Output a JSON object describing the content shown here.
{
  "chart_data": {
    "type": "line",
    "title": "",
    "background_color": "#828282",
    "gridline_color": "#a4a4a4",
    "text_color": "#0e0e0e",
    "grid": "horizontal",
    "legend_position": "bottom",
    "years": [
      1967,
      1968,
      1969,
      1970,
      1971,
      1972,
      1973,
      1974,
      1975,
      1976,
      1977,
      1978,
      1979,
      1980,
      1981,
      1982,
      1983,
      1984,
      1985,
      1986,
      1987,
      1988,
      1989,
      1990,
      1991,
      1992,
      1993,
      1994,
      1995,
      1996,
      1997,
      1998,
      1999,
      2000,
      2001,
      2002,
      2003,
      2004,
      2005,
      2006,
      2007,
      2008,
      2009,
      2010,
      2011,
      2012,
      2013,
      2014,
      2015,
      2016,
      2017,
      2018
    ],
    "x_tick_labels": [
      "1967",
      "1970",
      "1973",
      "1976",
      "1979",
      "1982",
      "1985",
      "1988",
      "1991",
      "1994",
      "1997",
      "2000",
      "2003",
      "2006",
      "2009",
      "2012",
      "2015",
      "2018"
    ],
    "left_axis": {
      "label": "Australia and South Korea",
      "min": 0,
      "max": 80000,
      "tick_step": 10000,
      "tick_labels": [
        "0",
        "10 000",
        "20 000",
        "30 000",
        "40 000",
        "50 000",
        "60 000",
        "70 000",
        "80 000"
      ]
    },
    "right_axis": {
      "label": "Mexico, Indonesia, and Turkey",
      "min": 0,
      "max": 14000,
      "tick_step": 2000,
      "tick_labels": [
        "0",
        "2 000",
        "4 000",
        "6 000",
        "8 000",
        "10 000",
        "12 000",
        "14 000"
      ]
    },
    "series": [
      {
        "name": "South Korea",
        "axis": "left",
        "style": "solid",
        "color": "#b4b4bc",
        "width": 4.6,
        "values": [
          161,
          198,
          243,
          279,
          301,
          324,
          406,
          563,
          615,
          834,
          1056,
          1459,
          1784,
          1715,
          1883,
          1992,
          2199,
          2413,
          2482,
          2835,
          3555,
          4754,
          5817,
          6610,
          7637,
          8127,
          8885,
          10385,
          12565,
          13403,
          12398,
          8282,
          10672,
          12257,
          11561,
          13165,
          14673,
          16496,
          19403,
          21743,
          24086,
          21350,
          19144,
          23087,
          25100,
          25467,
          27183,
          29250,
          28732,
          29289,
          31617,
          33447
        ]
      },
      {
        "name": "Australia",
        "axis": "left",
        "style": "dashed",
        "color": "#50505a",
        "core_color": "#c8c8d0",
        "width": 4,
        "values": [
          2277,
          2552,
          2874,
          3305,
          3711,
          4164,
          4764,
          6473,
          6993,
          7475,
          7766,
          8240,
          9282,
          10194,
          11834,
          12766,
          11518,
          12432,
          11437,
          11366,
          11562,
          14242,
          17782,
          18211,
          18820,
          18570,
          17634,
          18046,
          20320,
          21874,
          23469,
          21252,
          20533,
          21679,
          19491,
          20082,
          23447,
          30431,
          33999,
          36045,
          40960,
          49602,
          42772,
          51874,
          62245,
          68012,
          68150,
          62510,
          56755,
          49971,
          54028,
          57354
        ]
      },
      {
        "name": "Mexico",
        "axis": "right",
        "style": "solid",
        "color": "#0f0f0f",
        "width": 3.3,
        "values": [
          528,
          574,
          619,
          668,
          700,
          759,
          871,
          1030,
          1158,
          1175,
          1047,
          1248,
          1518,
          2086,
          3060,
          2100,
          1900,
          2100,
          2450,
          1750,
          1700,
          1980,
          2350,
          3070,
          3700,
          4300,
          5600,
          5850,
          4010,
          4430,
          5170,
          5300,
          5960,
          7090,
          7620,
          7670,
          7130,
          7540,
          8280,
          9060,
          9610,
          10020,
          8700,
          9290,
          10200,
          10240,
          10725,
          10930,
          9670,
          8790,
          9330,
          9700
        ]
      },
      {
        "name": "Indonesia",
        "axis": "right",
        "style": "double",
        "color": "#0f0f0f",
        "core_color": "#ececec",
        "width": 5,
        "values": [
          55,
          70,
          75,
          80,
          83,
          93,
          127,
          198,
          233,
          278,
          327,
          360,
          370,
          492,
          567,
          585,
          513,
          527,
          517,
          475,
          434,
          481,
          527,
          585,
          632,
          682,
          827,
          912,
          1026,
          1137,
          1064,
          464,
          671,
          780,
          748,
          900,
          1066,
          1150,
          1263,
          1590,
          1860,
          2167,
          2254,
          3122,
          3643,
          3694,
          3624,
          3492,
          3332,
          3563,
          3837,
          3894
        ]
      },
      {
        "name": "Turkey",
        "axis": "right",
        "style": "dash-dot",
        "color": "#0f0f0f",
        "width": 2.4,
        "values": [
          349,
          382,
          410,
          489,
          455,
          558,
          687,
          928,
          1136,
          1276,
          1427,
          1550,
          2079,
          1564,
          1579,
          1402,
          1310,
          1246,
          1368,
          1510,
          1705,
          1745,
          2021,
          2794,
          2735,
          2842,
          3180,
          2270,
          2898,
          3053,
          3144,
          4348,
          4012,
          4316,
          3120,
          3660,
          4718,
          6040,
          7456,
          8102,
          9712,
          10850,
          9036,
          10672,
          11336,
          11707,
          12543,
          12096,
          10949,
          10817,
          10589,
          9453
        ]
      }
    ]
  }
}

========================================================================

# STATED GOAL
Write down every line of the data exactly as it appears above.

# FULL OUTPUT
Output a JSON object describing the content shown here.
{
  "chart_data": {
    "type": "line",
    "title": "",
    "background_color": "#828282",
    "gridline_color": "#a4a4a4",
    "text_color": "#0e0e0e",
    "grid": "horizontal",
    "legend_position": "bottom",
    "years": [
      1967,
      1968,
      1969,
      1970,
      1971,
      1972,
      1973,
      1974,
      1975,
      1976,
      1977,
      1978,
      1979,
      1980,
      1981,
      1982,
      1983,
      1984,
      1985,
      1986,
      1987,
      1988,
      1989,
      1990,
      1991,
      1992,
      1993,
      1994,
      1995,
      1996,
      1997,
      1998,
      1999,
      2000,
      2001,
      2002,
      2003,
      2004,
      2005,
      2006,
      2007,
      2008,
      2009,
      2010,
      2011,
      2012,
      2013,
      2014,
      2015,
      2016,
      2017,
      2018
    ],
    "x_tick_labels": [
      "1967",
      "1970",
      "1973",
      "1976",
      "1979",
      "1982",
      "1985",
      "1988",
      "1991",
      "1994",
      "1997",
      "2000",
      "2003",
      "2006",
      "2009",
      "2012",
      "2015",
      "2018"
    ],
    "left_axis": {
      "label": "Australia and South Korea",
      "min": 0,
      "max": 80000,
      "tick_step": 10000,
      "tick_labels": [
        "0",
        "10 000",
        "20 000",
        "30 000",
        "40 000",
        "50 000",
        "60 000",
        "70 000",
        "80 000"
      ]
    },
    "right_axis": {
      "label": "Mexico, Indonesia, and Turkey",
      "min": 0,
      "max": 14000,
      "tick_step": 2000,
      "tick_labels": [
        "0",
        "2 000",
        "4 000",
        "6 000",
        "8 000",
        "10 000",
        "12 000",
        "14 000"
      ]
    },
    "series": [
      {
        "name": "South Korea",
        "axis": "left",
        "style": "solid",
        "color": "#b4b4bc",
        "width": 4.6,
        "values": [
          161,
          198,
          243,
          279,
          301,
          324,
          406,
          563,
          615,
          834,
          1056,
          1459,
          1784,
          1715,
          1883,
          1992,
          2199,
          2413,
          2482,
          2835,
          3555,
          4754,
          5817,
          6610,
          7637,
          8127,
          8885,
          10385,
          12565,
          13403,
          12398,
          8282,
          10672,
          12257,
          11561,
          13165,
          14673,
          16496,
          19403,
          21743,
          24086,
          21350,
          19144,
          23087,
          25100,
          25467,
          27183,
          29250,
          28732,
          29289,
          31617,
          33447
        ]
      },
      {
        "name": "Australia",
        "axis": "left",
        "style": "dashed",
        "color": "#50505a",
        "core_color": "#c8c8d0",
        "width": 4,
        "values": [
          2277,
          2552,
          2874,
          3305,
          3711,
          4164,
          4764,
          6473,
          6993,
          7475,
          7766,
          8240,
          9282,
          10194,
          11834,
          12766,
          11518,
          12432,
          11437,
          11366,
          11562,
          14242,
          17782,
          18211,
          18820,
          18570,
          17634,
          18046,
          20320,
          21874,
          23469,
          21252,
          20533,
          21679,
          19491,
          20082,
          23447,
          30431,
          33999,
          36045,
          40960,
          49602,
          42772,
          51874,
          62245,
          68012,
          68150,
          62510,
          56755,
          49971,
          54028,
          57354
        ]
      },
      {
        "name": "Mexico",
        "axis": "right",
        "style": "solid",
        "color": "#0f0f0f",
        "width": 3.3,
        "values": [
          528,
          574,
          619,
          668,
          700,
          759,
          871,
          1030,
          1158,
          1175,
          1047,
          1248,
          1518,
          2086,
          3060,
          2100,
          1900,
          2100,
          2450,
          1750,
          1700,
          1980,
          2350,
          3070,
          3700,
          4300,
          5600,
          5850,
          4010,
          4430,
          5170,
          5300,
          5960,
          7090,
          7620,
          7670,
          7130,
          7540,
          8280,
          9060,
          9610,
          10020,
          8700,
          9290,
          10200,
          10240,
          10725,
          10930,
          9670,
          8790,
          9330,
          9700
        ]
      },
      {
        "name": "Indonesia",
        "axis": "right",
        "style": "double",
        "color": "#0f0f0f",
        "core_color": "#ececec",
        "width": 5,
        "values": [
          55,
          70,
          75,
          80,
          83,
          93,
          127,
          198,
          233,
          278,
          327,
          360,
          370,
          492,
          567,
          585,
          513,
          527,
          517,
          475,
          434,
          481,
          527,
          585,
          632,
          682,
          827,
          912,
          1026,
          1137,
          1064,
          464,
          671,
          780,
          748,
          900,
          1066,
          1150,
          1263,
          1590,
          1860,
          2167,
          2254,
          3122,
          3643,
          3694,
          3624,
          3492,
          3332,
          3563,
          3837,
          3894
        ]
      },
      {
        "name": "Turkey",
        "axis": "right",
        "style": "dash-dot",
        "color": "#0f0f0f",
        "width": 2.4,
        "values": [
          349,
          382,
          410,
          489,
          455,
          558,
          687,
          928,
          1136,
          1276,
          1427,
          1550,
          2079,
          1564,
          1579,
          1402,
          1310,
          1246,
          1368,
          1510,
          1705,
          1745,
          2021,
          2794,
          2735,
          2842,
          3180,
          2270,
          2898,
          3053,
          3144,
          4348,
          4012,
          4316,
          3120,
          3660,
          4718,
          6040,
          7456,
          8102,
          9712,
          10850,
          9036,
          10672,
          11336,
          11707,
          12543,
          12096,
          10949,
          10817,
          10589,
          9453
        ]
      }
    ]
  }
}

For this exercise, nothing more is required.